((
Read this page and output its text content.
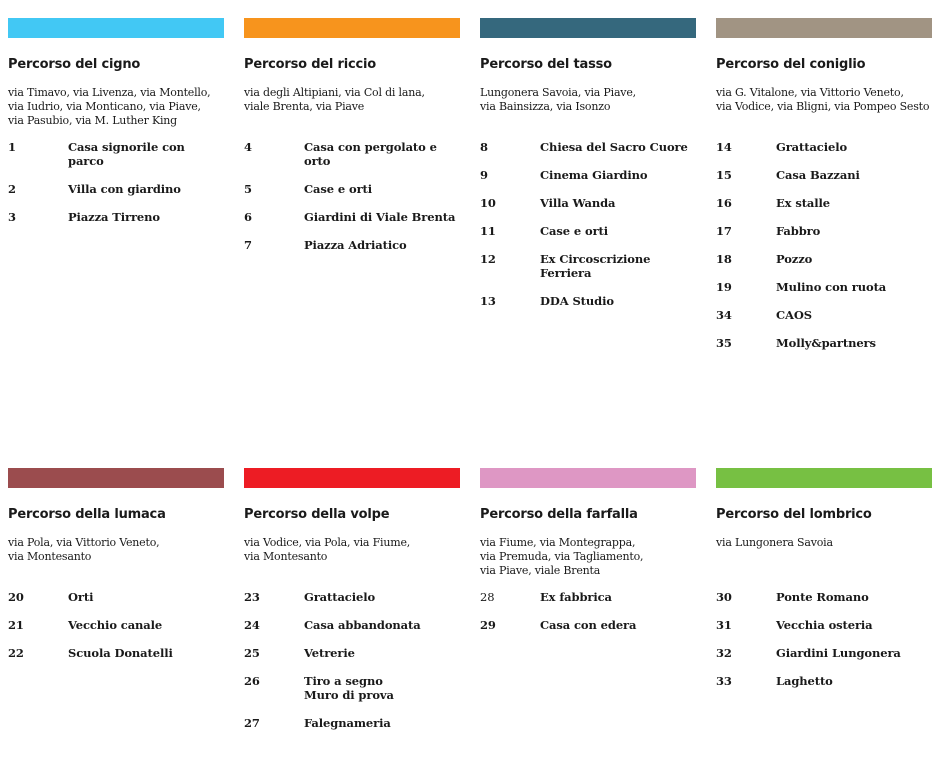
Percorso del cigno
via Timavo, via Livenza, via Montello,
via Iudrio, via Monticano, via Piave,
via Pasubio, via M. Luther King
1	Casa signorile con parco
2	Villa con giardino
3	Piazza Tirreno
Percorso del riccio
via degli Altipiani, via Col di lana,
viale Brenta, via Piave
4	Casa con pergolato e orto
5	Case e orti
6	Giardini di Viale Brenta
7	Piazza Adriatico
Percorso del tasso
Lungonera Savoia, via Piave,
via Bainsizza, via Isonzo
8	Chiesa del Sacro Cuore
9	Cinema Giardino
10	Villa Wanda
11	Case e orti
12	Ex Circoscrizione Ferriera
13	DDA Studio
Percorso del coniglio
via G. Vitalone, via Vittorio Veneto,
via Vodice, via Bligni, via Pompeo Sesto
14	Grattacielo
15	Casa Bazzani
16	Ex stalle
17	Fabbro
18	Pozzo
19	Mulino con ruota
34	CAOS
35	Molly&partners
Percorso della lumaca
via Pola, via Vittorio Veneto,
via Montesanto
20	Orti
21	Vecchio canale
22	Scuola Donatelli
Percorso della volpe
via Vodice, via Pola, via Fiume,
via Montesanto
23	Grattacielo
24	Casa abbandonata
25	Vetrerie
26	Tiro a segno
Muro di prova
27	Falegnameria
Percorso della farfalla
via Fiume, via Montegrappa,
via Premuda, via Tagliamento,
via Piave, viale Brenta
28	Ex fabbrica
29	Casa con edera
Percorso del lombrico
via Lungonera Savoia
30	Ponte Romano
31	Vecchia osteria
32	Giardini Lungonera
33	Laghetto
))
TASK OBJECTIVE:
Copy every line of the records above that holds the word "Piazza".

TASK SOLUTION:
3	Piazza Tirreno
7	Piazza Adriatico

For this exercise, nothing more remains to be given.